GIVEN TASK
Images appear in the records below; leave them out and repeat everything else exactly.

PROVIDED RECORDS
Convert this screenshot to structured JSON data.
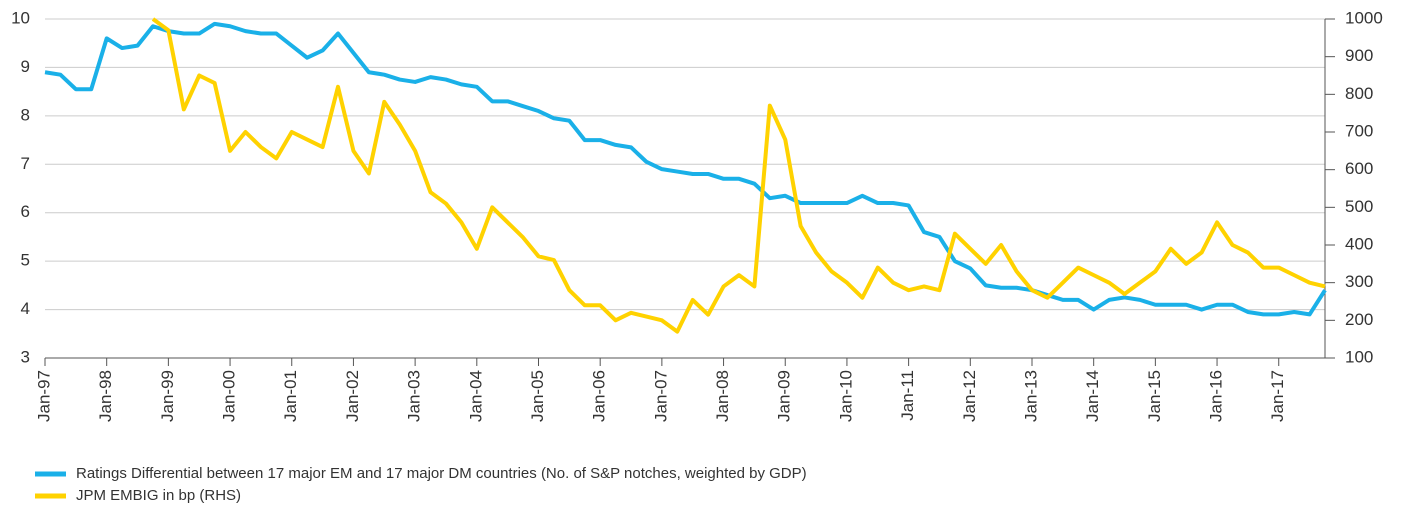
{
  "chart_data": {
    "type": "line",
    "categories": [
      "Jan-97",
      null,
      null,
      null,
      "Jan-98",
      null,
      null,
      null,
      "Jan-99",
      null,
      null,
      null,
      "Jan-00",
      null,
      null,
      null,
      "Jan-01",
      null,
      null,
      null,
      "Jan-02",
      null,
      null,
      null,
      "Jan-03",
      null,
      null,
      null,
      "Jan-04",
      null,
      null,
      null,
      "Jan-05",
      null,
      null,
      null,
      "Jan-06",
      null,
      null,
      null,
      "Jan-07",
      null,
      null,
      null,
      "Jan-08",
      null,
      null,
      null,
      "Jan-09",
      null,
      null,
      null,
      "Jan-10",
      null,
      null,
      null,
      "Jan-11",
      null,
      null,
      null,
      "Jan-12",
      null,
      null,
      null,
      "Jan-13",
      null,
      null,
      null,
      "Jan-14",
      null,
      null,
      null,
      "Jan-15",
      null,
      null,
      null,
      "Jan-16",
      null,
      null,
      null,
      "Jan-17",
      null,
      null,
      null
    ],
    "series": [
      {
        "name": "Ratings Differential between 17 major EM and 17 major DM countries (No. of S&P notches, weighted by GDP)",
        "color": "#1ab0e8",
        "values": [
          8.9,
          8.85,
          8.55,
          8.55,
          9.6,
          9.4,
          9.45,
          9.85,
          9.75,
          9.7,
          9.7,
          9.9,
          9.85,
          9.75,
          9.7,
          9.7,
          9.45,
          9.2,
          9.35,
          9.7,
          9.3,
          8.9,
          8.85,
          8.75,
          8.7,
          8.8,
          8.75,
          8.65,
          8.6,
          8.3,
          8.3,
          8.2,
          8.1,
          7.95,
          7.9,
          7.5,
          7.5,
          7.4,
          7.35,
          7.05,
          6.9,
          6.85,
          6.8,
          6.8,
          6.7,
          6.7,
          6.6,
          6.3,
          6.35,
          6.2,
          6.2,
          6.2,
          6.2,
          6.35,
          6.2,
          6.2,
          6.15,
          5.6,
          5.5,
          5.0,
          4.85,
          4.5,
          4.45,
          4.45,
          4.4,
          4.3,
          4.2,
          4.2,
          4.0,
          4.2,
          4.25,
          4.2,
          4.1,
          4.1,
          4.1,
          4.0,
          4.1,
          4.1,
          3.95,
          3.9,
          3.9,
          3.95,
          3.9,
          4.4
        ]
      },
      {
        "name": "JPM EMBIG in bp (RHS)",
        "color": "#ffd200",
        "axis": "y2",
        "values": [
          null,
          null,
          null,
          null,
          null,
          null,
          null,
          1000,
          970,
          760,
          850,
          830,
          650,
          700,
          660,
          630,
          700,
          680,
          660,
          820,
          650,
          590,
          780,
          720,
          650,
          540,
          510,
          460,
          390,
          500,
          460,
          420,
          370,
          360,
          280,
          240,
          240,
          200,
          220,
          210,
          200,
          170,
          254,
          215,
          290,
          320,
          290,
          770,
          680,
          450,
          380,
          330,
          300,
          260,
          340,
          300,
          280,
          290,
          280,
          430,
          390,
          350,
          400,
          330,
          280,
          260,
          300,
          340,
          320,
          300,
          270,
          300,
          330,
          390,
          350,
          380,
          460,
          400,
          380,
          340,
          340,
          320,
          300,
          290
        ]
      }
    ],
    "ylim": [
      3,
      10
    ],
    "yticks": [
      3,
      4,
      5,
      6,
      7,
      8,
      9,
      10
    ],
    "y2lim": [
      100,
      1000
    ],
    "y2ticks": [
      100,
      200,
      300,
      400,
      500,
      600,
      700,
      800,
      900,
      1000
    ],
    "grid": true
  }
}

COMPLETED EXERCISE
Convert this screenshot to structured JSON data.
{
  "chart_data": {
    "type": "line",
    "categories": [
      "Jan-97",
      null,
      null,
      null,
      "Jan-98",
      null,
      null,
      null,
      "Jan-99",
      null,
      null,
      null,
      "Jan-00",
      null,
      null,
      null,
      "Jan-01",
      null,
      null,
      null,
      "Jan-02",
      null,
      null,
      null,
      "Jan-03",
      null,
      null,
      null,
      "Jan-04",
      null,
      null,
      null,
      "Jan-05",
      null,
      null,
      null,
      "Jan-06",
      null,
      null,
      null,
      "Jan-07",
      null,
      null,
      null,
      "Jan-08",
      null,
      null,
      null,
      "Jan-09",
      null,
      null,
      null,
      "Jan-10",
      null,
      null,
      null,
      "Jan-11",
      null,
      null,
      null,
      "Jan-12",
      null,
      null,
      null,
      "Jan-13",
      null,
      null,
      null,
      "Jan-14",
      null,
      null,
      null,
      "Jan-15",
      null,
      null,
      null,
      "Jan-16",
      null,
      null,
      null,
      "Jan-17",
      null,
      null,
      null
    ],
    "series": [
      {
        "name": "Ratings Differential between 17 major EM and 17 major DM countries (No. of S&P notches, weighted by GDP)",
        "color": "#1ab0e8",
        "values": [
          8.9,
          8.85,
          8.55,
          8.55,
          9.6,
          9.4,
          9.45,
          9.85,
          9.75,
          9.7,
          9.7,
          9.9,
          9.85,
          9.75,
          9.7,
          9.7,
          9.45,
          9.2,
          9.35,
          9.7,
          9.3,
          8.9,
          8.85,
          8.75,
          8.7,
          8.8,
          8.75,
          8.65,
          8.6,
          8.3,
          8.3,
          8.2,
          8.1,
          7.95,
          7.9,
          7.5,
          7.5,
          7.4,
          7.35,
          7.05,
          6.9,
          6.85,
          6.8,
          6.8,
          6.7,
          6.7,
          6.6,
          6.3,
          6.35,
          6.2,
          6.2,
          6.2,
          6.2,
          6.35,
          6.2,
          6.2,
          6.15,
          5.6,
          5.5,
          5.0,
          4.85,
          4.5,
          4.45,
          4.45,
          4.4,
          4.3,
          4.2,
          4.2,
          4.0,
          4.2,
          4.25,
          4.2,
          4.1,
          4.1,
          4.1,
          4.0,
          4.1,
          4.1,
          3.95,
          3.9,
          3.9,
          3.95,
          3.9,
          4.4
        ]
      },
      {
        "name": "JPM EMBIG in bp (RHS)",
        "color": "#ffd200",
        "axis": "y2",
        "values": [
          null,
          null,
          null,
          null,
          null,
          null,
          null,
          1000,
          970,
          760,
          850,
          830,
          650,
          700,
          660,
          630,
          700,
          680,
          660,
          820,
          650,
          590,
          780,
          720,
          650,
          540,
          510,
          460,
          390,
          500,
          460,
          420,
          370,
          360,
          280,
          240,
          240,
          200,
          220,
          210,
          200,
          170,
          254,
          215,
          290,
          320,
          290,
          770,
          680,
          450,
          380,
          330,
          300,
          260,
          340,
          300,
          280,
          290,
          280,
          430,
          390,
          350,
          400,
          330,
          280,
          260,
          300,
          340,
          320,
          300,
          270,
          300,
          330,
          390,
          350,
          380,
          460,
          400,
          380,
          340,
          340,
          320,
          300,
          290
        ]
      }
    ],
    "ylim": [
      3,
      10
    ],
    "yticks": [
      3,
      4,
      5,
      6,
      7,
      8,
      9,
      10
    ],
    "y2lim": [
      100,
      1000
    ],
    "y2ticks": [
      100,
      200,
      300,
      400,
      500,
      600,
      700,
      800,
      900,
      1000
    ],
    "grid": true
  }
}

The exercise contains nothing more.